* [STATED PROBLEM]:
Using the data below, tally the lines that include the string "placeholder". Only the number is wanted.

[Dataset records]

↓

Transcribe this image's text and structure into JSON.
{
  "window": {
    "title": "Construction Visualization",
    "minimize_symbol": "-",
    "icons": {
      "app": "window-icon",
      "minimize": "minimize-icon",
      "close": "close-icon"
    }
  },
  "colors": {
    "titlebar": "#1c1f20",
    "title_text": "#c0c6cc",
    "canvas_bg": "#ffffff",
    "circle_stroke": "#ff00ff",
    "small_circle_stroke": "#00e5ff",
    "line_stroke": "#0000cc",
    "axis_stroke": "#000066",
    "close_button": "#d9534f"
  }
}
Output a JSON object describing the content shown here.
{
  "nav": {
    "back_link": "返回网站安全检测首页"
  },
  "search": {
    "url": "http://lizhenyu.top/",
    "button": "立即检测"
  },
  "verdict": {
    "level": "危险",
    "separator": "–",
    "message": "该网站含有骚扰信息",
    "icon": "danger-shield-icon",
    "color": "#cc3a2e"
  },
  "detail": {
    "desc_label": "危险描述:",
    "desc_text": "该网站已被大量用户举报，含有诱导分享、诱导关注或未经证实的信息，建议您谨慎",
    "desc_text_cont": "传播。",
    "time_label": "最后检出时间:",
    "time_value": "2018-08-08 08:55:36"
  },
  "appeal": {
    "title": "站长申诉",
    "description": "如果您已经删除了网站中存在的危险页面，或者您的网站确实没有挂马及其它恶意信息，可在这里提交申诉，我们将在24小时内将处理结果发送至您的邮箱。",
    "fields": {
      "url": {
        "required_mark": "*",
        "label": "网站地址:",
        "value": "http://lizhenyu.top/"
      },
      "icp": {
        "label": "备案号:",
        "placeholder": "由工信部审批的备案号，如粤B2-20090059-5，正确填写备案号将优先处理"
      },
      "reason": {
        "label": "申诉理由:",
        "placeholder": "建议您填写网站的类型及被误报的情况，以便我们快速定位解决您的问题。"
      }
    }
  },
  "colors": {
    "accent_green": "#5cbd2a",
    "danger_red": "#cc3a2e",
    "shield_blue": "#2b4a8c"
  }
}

↑
↓

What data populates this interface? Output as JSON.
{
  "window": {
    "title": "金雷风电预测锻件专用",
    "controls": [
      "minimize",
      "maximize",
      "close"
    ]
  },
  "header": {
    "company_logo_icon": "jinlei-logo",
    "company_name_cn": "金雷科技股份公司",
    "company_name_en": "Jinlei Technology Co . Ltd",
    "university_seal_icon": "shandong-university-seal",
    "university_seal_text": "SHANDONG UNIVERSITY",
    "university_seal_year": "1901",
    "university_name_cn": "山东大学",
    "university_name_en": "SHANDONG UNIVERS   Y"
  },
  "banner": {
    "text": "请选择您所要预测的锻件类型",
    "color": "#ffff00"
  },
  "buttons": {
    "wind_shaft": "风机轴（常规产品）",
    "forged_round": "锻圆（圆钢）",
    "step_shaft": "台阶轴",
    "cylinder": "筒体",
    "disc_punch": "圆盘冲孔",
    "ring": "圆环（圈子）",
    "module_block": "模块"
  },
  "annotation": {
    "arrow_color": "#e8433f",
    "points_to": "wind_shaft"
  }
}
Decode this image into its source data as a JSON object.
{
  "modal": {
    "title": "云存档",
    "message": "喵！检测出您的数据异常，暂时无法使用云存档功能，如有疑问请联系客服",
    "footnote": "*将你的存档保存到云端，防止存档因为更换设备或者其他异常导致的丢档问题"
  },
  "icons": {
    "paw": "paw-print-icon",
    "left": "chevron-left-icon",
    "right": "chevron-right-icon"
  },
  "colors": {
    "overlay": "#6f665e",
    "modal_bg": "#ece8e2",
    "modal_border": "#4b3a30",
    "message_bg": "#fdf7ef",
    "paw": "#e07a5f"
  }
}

↑

* [OUTPUT OF THE TASK]:
2